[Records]
================

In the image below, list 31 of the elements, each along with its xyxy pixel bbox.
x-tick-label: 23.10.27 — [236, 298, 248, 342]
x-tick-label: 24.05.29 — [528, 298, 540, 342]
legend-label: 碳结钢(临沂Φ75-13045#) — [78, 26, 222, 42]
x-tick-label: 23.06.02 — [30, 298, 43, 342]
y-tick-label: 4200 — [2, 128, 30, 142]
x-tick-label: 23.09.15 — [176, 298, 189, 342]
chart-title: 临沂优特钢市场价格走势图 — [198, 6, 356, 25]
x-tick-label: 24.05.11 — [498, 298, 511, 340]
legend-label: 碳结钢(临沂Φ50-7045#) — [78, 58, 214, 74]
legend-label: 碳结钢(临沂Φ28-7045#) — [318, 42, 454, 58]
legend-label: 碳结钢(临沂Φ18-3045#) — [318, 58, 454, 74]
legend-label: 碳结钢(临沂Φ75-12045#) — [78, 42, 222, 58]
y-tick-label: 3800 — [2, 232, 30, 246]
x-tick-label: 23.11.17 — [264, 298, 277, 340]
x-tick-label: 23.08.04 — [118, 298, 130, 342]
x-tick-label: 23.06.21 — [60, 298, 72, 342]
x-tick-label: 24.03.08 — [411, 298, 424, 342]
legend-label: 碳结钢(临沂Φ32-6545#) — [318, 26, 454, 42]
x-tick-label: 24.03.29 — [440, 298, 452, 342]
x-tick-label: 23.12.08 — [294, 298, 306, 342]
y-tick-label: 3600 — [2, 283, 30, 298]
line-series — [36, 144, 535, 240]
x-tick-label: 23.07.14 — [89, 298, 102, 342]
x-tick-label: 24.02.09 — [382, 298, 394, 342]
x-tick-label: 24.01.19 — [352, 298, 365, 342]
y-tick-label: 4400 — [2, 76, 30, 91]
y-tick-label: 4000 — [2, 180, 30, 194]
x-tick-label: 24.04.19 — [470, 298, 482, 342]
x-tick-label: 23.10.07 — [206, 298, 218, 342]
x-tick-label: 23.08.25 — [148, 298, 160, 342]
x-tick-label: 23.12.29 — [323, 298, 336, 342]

================

Return, word for word, every line of the records above from the very first one through the line containing "legend-label: 碳结钢(临沂Φ28-7045#) —".

In the image below, list 31 of the elements, each along with its xyxy pixel bbox.
x-tick-label: 23.10.27 — [236, 298, 248, 342]
x-tick-label: 24.05.29 — [528, 298, 540, 342]
legend-label: 碳结钢(临沂Φ75-13045#) — [78, 26, 222, 42]
x-tick-label: 23.06.02 — [30, 298, 43, 342]
y-tick-label: 4200 — [2, 128, 30, 142]
x-tick-label: 23.09.15 — [176, 298, 189, 342]
chart-title: 临沂优特钢市场价格走势图 — [198, 6, 356, 25]
x-tick-label: 24.05.11 — [498, 298, 511, 340]
legend-label: 碳结钢(临沂Φ50-7045#) — [78, 58, 214, 74]
legend-label: 碳结钢(临沂Φ28-7045#) — [318, 42, 454, 58]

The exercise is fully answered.